## What is required
Make an exact transcription of the material, leaving out all images.
******************************
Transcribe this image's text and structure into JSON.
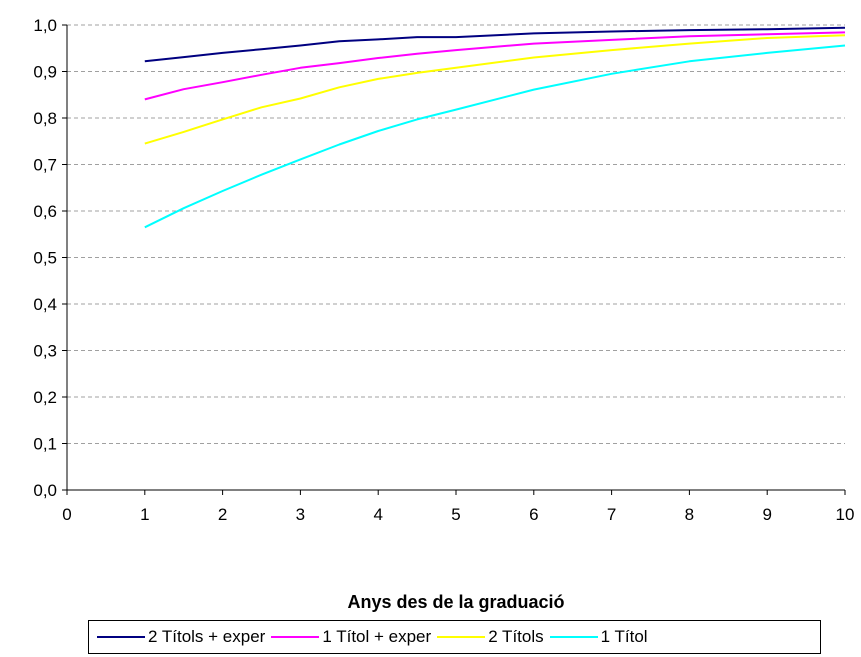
{
  "chart_data": {
    "type": "line",
    "title": "",
    "xlabel": "Anys des de la graduació",
    "ylabel": "",
    "xlim": [
      0,
      10
    ],
    "ylim": [
      0,
      1.0
    ],
    "x_ticks": [
      0,
      1,
      2,
      3,
      4,
      5,
      6,
      7,
      8,
      9,
      10
    ],
    "x_tick_labels": [
      "0",
      "1",
      "2",
      "3",
      "4",
      "5",
      "6",
      "7",
      "8",
      "9",
      "10"
    ],
    "y_ticks": [
      0,
      0.1,
      0.2,
      0.3,
      0.4,
      0.5,
      0.6,
      0.7,
      0.8,
      0.9,
      1.0
    ],
    "y_tick_labels": [
      "0,0",
      "0,1",
      "0,2",
      "0,3",
      "0,4",
      "0,5",
      "0,6",
      "0,7",
      "0,8",
      "0,9",
      "1,0"
    ],
    "grid": "horizontal dashed",
    "legend_position": "bottom",
    "series": [
      {
        "name": "2 Títols + exper",
        "color": "#000080",
        "x": [
          1,
          1.5,
          2,
          2.5,
          3,
          3.5,
          4,
          4.5,
          5,
          6,
          7,
          8,
          9,
          10
        ],
        "y": [
          0.922,
          0.931,
          0.94,
          0.948,
          0.956,
          0.965,
          0.969,
          0.974,
          0.974,
          0.982,
          0.986,
          0.989,
          0.991,
          0.994
        ]
      },
      {
        "name": "1 Títol + exper",
        "color": "#ff00ff",
        "x": [
          1,
          1.5,
          2,
          2.5,
          3,
          3.5,
          4,
          4.5,
          5,
          6,
          7,
          8,
          9,
          10
        ],
        "y": [
          0.84,
          0.862,
          0.877,
          0.893,
          0.908,
          0.918,
          0.929,
          0.938,
          0.946,
          0.96,
          0.968,
          0.976,
          0.98,
          0.984
        ]
      },
      {
        "name": "2 Títols",
        "color": "#ffff00",
        "x": [
          1,
          1.5,
          2,
          2.5,
          3,
          3.5,
          4,
          4.5,
          5,
          6,
          7,
          8,
          9,
          10
        ],
        "y": [
          0.745,
          0.77,
          0.797,
          0.823,
          0.842,
          0.866,
          0.884,
          0.897,
          0.908,
          0.93,
          0.946,
          0.96,
          0.972,
          0.978
        ]
      },
      {
        "name": "1 Títol",
        "color": "#00ffff",
        "x": [
          1,
          1.5,
          2,
          2.5,
          3,
          3.5,
          4,
          4.5,
          5,
          6,
          7,
          8,
          9,
          10
        ],
        "y": [
          0.565,
          0.606,
          0.643,
          0.678,
          0.711,
          0.743,
          0.772,
          0.797,
          0.818,
          0.861,
          0.895,
          0.922,
          0.94,
          0.956
        ]
      }
    ]
  }
}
******************************
## Task output
Transcribe this image's text and structure into JSON.
{
  "chart_data": {
    "type": "line",
    "title": "",
    "xlabel": "Anys des de la graduació",
    "ylabel": "",
    "xlim": [
      0,
      10
    ],
    "ylim": [
      0,
      1.0
    ],
    "x_ticks": [
      0,
      1,
      2,
      3,
      4,
      5,
      6,
      7,
      8,
      9,
      10
    ],
    "x_tick_labels": [
      "0",
      "1",
      "2",
      "3",
      "4",
      "5",
      "6",
      "7",
      "8",
      "9",
      "10"
    ],
    "y_ticks": [
      0,
      0.1,
      0.2,
      0.3,
      0.4,
      0.5,
      0.6,
      0.7,
      0.8,
      0.9,
      1.0
    ],
    "y_tick_labels": [
      "0,0",
      "0,1",
      "0,2",
      "0,3",
      "0,4",
      "0,5",
      "0,6",
      "0,7",
      "0,8",
      "0,9",
      "1,0"
    ],
    "grid": "horizontal dashed",
    "legend_position": "bottom",
    "series": [
      {
        "name": "2 Títols + exper",
        "color": "#000080",
        "x": [
          1,
          1.5,
          2,
          2.5,
          3,
          3.5,
          4,
          4.5,
          5,
          6,
          7,
          8,
          9,
          10
        ],
        "y": [
          0.922,
          0.931,
          0.94,
          0.948,
          0.956,
          0.965,
          0.969,
          0.974,
          0.974,
          0.982,
          0.986,
          0.989,
          0.991,
          0.994
        ]
      },
      {
        "name": "1 Títol + exper",
        "color": "#ff00ff",
        "x": [
          1,
          1.5,
          2,
          2.5,
          3,
          3.5,
          4,
          4.5,
          5,
          6,
          7,
          8,
          9,
          10
        ],
        "y": [
          0.84,
          0.862,
          0.877,
          0.893,
          0.908,
          0.918,
          0.929,
          0.938,
          0.946,
          0.96,
          0.968,
          0.976,
          0.98,
          0.984
        ]
      },
      {
        "name": "2 Títols",
        "color": "#ffff00",
        "x": [
          1,
          1.5,
          2,
          2.5,
          3,
          3.5,
          4,
          4.5,
          5,
          6,
          7,
          8,
          9,
          10
        ],
        "y": [
          0.745,
          0.77,
          0.797,
          0.823,
          0.842,
          0.866,
          0.884,
          0.897,
          0.908,
          0.93,
          0.946,
          0.96,
          0.972,
          0.978
        ]
      },
      {
        "name": "1 Títol",
        "color": "#00ffff",
        "x": [
          1,
          1.5,
          2,
          2.5,
          3,
          3.5,
          4,
          4.5,
          5,
          6,
          7,
          8,
          9,
          10
        ],
        "y": [
          0.565,
          0.606,
          0.643,
          0.678,
          0.711,
          0.743,
          0.772,
          0.797,
          0.818,
          0.861,
          0.895,
          0.922,
          0.94,
          0.956
        ]
      }
    ]
  }
}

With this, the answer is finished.